-- SOURCE EXTRACT --
══════════════════════════════
When doing machine learning using Python's scikit-learn
library, you can often get reasonable predictive performance by using out-of-the-box settings for your models. However, the payoff can be huge if you invest at least some time into tuning models to your specific problem and dataset. In the previous post, we explored the concepts of overfitting, cross-validation, and the bias-variance tradeoff. These ideas turn out to be central to doing a good job at optimizing the hyperparameters (roughly, the settings) of algorithms. In this post, we will explore the concepts behind hyperparameter optimization and demonstrate the process of tuning and training a random forest classifier.
You'll be working with the famous (well, machine learning famous!) wine dataset, which contains features of different quality wines, like the acidity and sugar content, as well as a quality rating. Our goal is to tune and apply a random forest to these features in order to predict whether a given wine is nice or not.
The steps we'll cover in this blog post can be summarized as follows:
Let's get cracking.
We start off by collecting the dataset. It can be found both online and in our GitHub repository, so we can also just fetch it with wget
(note: make sure you first type pip install wget
into your terminal since wget
is not a preinstalled Python library). This command will download a copy of the dataset to your current working directory.
In [1]:
import wget
import pandas as pd
# Import the dataset
data_url = 'https://raw.githubusercontent.com/nslatysheva/data_science_blogging/master/datasets/wine/winequality-red.csv'
dataset = wget.download(data_url)
dataset = pd.read_csv(dataset, sep=";")
If you're interested in getting to know the wine dataset graphically, check out a previous post on using the plotly library to make interactive plots of the wine features here.
Let's have a brief look here:
In [2]:
# Take a peak at the first few columns of the data
first_5_columns = dataset.columns[0:5]
dataset[first_5_columns].head()
Out[2]:
You can examine the dimensions of the dataset and the column names:
In [3]:
# Examine shape of dataset and the column names
print (dataset.shape)
print (dataset.columns.values)
So, it looks like you have a dozen features to play with, and just under 1600 data points. Get some summary statistics on the features using describe()
:
In [4]:
# Summarise feature values
dataset.describe()[first_5_columns]
Out[4]:
The distribution of the outcome variable quality
is a bit funky - the values are mostly 5 and 6 (how would you check this?). This could get a bit irksome later on, so go ahead and recode the quality scores into something more convenient. One idea would be to label wines as being either high quality (e.g. if their score is 6 or higher) or low quality (if the score is 6 or lower). You could encode this with a 1
representing high quality and 0
representing low quality, like so:
In [5]:
# using a lambda function to bin quality scores
dataset['quality_is_high'] = dataset.quality.apply(lambda x: 1 if x >= 6 else 0)
══════════════════════════════
-- DATASET EXTRACT --

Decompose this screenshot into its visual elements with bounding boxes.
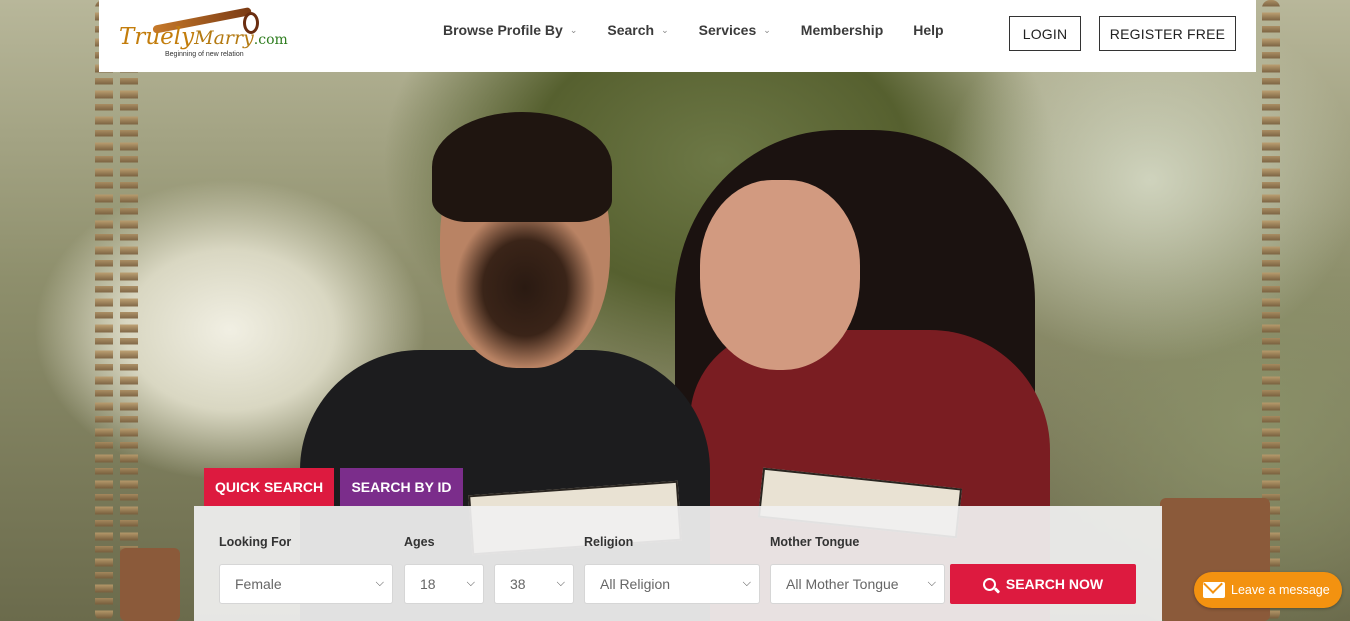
══════════════════════════════
-- PROBLEM SET --
a. How would you render this sentence from the wine-quality tuning tutorial into Spanish: "Our goal is to tune and apply a random forest to these features in order to predict whether a given wine is nice or not."
b. Could you give the passage of the wine-quality tuning tutorial starting with "print (dataset.columns.values)" and going on through "x >= 6 else 0)" again, swapping "funky" for "odd"?
c. Can you carry on the wine-quality tuning tutorial from its last sentence?

-- THE ANSWERS --
a. Nuestro objetivo es ajustar y aplicar un bosque aleatorio a estas características para predecir si un vino dado es bueno o no.

b.
print (dataset.columns.values)
So, it looks like you have a dozen features to play with, and just under 1600 data points. Get some summary statistics on the features using describe()
:
In [4]:
# Summarise feature values
dataset.describe()[first_5_columns]
Out[4]:
The distribution of the outcome variable quality
is a bit odd - the values are mostly 5 and 6 (how would you check this?). This could get a bit irksome later on, so go ahead and recode the quality scores into something more convenient. One idea would be to label wines as being either high quality (e.g. if their score is 6 or higher) or low quality (if the score is 6 or lower). You could encode this with a 1
representing high quality and 0
representing low quality, like so:
In [5]:
# using a lambda function to bin quality scores
dataset['quality_is_high'] = dataset.quality.apply(lambda x: 1 if x >= 6 else 0)

c.
Now convert the pandas dataframe into a numpy array and isolate the outcome variable you'd like to predict ('quality_is_high'). This conversion is needed to feed the data into the machine learning pipeline:
In [6]:
import numpy as np
# Convert the dataframe to a numpy array and split the
# data into an input matrix X and class label vector y
npArray = np.array(dataset)
X = npArray[:,:-2].astype(float)
y = npArray[:,-1]
Now that you have the dataset set up, the machine learning can begin. First, you have to split the dataset into a training and test set (see previous post for an explanation of why this is a good idea):
In [7]:
from sklearn.cross_validation import train_test_split
# Split into training and test sets
XTrain, XTest, yTrain, yTest = train_test_split(X, y, random_state=1)
You are now going to try to predict what is a high quality wine using a random forest classifier. Chapter 8 of the Introduction to Statistical Learning book provides a truly excellent introduction to the theory behind classification trees, bagged trees, and random forests. It's worth a read if you have time.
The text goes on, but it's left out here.